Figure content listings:
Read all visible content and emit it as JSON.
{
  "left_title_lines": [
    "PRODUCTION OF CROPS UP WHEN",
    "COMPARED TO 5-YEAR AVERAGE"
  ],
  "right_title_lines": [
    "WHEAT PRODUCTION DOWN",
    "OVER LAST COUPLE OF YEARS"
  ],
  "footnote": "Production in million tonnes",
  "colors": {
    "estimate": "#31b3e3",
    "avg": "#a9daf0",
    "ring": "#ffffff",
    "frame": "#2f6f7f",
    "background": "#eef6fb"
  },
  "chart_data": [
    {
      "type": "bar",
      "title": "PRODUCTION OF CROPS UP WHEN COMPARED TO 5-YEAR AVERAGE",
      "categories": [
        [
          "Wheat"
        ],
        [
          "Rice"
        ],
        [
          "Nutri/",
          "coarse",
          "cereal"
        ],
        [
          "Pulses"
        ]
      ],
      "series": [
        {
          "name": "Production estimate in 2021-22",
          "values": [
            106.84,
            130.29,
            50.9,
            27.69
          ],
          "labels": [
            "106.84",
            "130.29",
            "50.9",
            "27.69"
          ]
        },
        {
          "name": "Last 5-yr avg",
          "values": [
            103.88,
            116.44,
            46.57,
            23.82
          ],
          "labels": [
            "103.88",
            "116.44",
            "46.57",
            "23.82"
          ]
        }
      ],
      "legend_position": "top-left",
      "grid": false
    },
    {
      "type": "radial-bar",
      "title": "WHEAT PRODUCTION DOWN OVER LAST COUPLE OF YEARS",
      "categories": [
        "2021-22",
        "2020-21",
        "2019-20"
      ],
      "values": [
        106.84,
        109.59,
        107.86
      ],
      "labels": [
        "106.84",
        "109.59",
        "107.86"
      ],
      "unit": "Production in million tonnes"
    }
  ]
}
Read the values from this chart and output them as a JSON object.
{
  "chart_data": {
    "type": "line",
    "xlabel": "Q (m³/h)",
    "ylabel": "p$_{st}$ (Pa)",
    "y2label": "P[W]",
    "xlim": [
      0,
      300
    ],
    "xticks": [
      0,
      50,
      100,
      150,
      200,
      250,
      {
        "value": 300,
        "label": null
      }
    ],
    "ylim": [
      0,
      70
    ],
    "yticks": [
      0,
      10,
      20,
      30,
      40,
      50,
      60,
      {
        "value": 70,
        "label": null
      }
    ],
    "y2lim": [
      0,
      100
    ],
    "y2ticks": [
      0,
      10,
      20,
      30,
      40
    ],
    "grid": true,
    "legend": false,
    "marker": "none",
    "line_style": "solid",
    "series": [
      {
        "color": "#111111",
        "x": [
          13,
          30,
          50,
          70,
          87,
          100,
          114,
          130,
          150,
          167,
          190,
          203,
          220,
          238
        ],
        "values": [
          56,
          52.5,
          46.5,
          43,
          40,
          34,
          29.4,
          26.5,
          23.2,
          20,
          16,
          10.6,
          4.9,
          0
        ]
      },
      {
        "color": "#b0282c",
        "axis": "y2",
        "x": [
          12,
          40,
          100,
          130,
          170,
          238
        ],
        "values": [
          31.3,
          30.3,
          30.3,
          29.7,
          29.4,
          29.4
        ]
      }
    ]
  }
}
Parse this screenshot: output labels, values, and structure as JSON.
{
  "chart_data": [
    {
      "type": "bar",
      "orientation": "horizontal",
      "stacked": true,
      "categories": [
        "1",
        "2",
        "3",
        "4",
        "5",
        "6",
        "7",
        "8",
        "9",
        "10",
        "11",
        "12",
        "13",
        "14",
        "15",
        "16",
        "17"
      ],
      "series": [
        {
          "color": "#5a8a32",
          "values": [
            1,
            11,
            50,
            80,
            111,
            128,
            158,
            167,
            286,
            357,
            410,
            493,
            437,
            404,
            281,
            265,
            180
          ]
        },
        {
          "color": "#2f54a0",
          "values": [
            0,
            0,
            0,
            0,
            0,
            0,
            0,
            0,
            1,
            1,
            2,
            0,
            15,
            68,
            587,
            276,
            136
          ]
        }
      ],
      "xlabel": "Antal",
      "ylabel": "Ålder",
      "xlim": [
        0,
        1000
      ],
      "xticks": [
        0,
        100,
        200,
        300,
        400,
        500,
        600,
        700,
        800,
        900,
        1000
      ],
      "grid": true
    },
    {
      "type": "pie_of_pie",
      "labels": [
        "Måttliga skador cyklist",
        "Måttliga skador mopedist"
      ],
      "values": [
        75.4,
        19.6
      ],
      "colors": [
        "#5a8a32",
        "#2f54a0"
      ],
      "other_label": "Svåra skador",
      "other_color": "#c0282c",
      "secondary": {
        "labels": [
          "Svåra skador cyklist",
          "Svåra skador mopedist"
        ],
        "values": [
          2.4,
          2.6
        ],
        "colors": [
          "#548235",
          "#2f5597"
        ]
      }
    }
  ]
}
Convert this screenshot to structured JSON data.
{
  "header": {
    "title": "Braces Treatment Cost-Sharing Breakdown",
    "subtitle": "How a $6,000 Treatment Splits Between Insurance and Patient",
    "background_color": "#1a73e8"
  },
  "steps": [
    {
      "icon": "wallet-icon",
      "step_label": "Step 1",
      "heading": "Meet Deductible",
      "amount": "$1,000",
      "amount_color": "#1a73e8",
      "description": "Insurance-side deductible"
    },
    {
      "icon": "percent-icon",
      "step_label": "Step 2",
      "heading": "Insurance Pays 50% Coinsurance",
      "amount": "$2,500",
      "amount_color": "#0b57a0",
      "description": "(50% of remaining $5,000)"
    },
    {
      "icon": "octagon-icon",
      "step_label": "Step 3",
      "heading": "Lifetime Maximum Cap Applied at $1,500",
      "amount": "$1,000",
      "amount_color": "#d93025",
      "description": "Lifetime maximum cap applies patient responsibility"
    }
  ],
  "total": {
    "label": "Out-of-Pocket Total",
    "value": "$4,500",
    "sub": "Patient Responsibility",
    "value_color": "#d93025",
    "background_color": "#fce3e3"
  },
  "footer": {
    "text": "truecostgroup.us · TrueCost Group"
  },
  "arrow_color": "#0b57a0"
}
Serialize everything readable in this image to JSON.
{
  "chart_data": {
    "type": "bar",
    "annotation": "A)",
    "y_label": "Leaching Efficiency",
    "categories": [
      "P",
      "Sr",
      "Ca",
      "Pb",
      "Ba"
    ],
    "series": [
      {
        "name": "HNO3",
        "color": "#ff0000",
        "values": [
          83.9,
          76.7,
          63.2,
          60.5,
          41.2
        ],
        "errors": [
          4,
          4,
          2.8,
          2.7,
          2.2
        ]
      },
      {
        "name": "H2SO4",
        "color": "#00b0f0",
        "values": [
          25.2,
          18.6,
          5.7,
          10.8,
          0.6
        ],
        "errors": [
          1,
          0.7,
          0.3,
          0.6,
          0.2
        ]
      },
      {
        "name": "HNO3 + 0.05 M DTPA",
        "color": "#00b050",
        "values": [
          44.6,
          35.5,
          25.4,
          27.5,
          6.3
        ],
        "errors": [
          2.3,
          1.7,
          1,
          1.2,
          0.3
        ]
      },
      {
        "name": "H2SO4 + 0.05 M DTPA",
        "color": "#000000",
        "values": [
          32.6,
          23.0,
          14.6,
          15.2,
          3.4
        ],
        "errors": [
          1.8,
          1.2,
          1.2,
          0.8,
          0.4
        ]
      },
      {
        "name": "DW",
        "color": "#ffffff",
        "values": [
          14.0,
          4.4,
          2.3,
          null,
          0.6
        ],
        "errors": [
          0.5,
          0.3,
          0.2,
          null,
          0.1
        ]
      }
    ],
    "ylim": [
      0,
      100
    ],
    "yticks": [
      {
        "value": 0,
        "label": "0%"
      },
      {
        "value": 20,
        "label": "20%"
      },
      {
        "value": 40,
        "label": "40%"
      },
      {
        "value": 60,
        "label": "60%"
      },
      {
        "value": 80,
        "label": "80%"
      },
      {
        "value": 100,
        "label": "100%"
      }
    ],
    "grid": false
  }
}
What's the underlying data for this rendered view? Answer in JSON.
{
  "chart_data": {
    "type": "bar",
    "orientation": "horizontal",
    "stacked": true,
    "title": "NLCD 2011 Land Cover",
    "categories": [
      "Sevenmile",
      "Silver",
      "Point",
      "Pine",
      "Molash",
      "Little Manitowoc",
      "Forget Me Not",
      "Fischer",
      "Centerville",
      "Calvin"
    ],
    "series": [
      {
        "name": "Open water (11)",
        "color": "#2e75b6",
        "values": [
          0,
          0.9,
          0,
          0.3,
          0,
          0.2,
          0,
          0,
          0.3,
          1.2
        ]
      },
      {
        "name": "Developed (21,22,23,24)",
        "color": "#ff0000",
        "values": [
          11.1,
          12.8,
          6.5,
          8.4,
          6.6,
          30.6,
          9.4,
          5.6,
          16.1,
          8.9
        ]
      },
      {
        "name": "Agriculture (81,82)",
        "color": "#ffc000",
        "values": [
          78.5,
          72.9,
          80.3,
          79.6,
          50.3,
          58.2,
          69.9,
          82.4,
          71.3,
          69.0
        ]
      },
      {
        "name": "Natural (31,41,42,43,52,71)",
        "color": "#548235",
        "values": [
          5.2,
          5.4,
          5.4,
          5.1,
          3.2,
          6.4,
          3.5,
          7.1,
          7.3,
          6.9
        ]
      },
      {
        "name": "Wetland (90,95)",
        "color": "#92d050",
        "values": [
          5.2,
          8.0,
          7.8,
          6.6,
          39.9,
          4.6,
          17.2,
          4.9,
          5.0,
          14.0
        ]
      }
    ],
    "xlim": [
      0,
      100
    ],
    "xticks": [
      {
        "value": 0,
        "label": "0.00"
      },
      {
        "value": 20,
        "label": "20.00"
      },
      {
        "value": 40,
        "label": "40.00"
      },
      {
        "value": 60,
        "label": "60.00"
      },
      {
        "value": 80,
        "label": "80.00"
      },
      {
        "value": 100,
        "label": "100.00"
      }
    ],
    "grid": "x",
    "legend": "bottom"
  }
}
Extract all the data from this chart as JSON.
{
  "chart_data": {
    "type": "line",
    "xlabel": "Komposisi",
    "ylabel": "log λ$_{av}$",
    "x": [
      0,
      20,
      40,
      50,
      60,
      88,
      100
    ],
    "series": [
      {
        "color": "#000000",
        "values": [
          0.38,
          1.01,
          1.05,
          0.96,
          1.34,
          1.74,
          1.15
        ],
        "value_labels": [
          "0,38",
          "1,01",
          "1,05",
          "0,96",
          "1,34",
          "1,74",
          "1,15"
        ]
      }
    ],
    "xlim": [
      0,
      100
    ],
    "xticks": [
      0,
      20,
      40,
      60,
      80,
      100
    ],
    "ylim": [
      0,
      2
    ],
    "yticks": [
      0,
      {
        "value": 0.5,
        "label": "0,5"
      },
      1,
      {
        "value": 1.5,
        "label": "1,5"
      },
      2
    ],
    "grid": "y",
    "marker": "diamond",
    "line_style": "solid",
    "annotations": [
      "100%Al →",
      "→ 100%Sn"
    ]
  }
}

To do: Looking at the records above, say how many lines hold the string "heading". Write nothing but the number.

Solution to the exercise: 3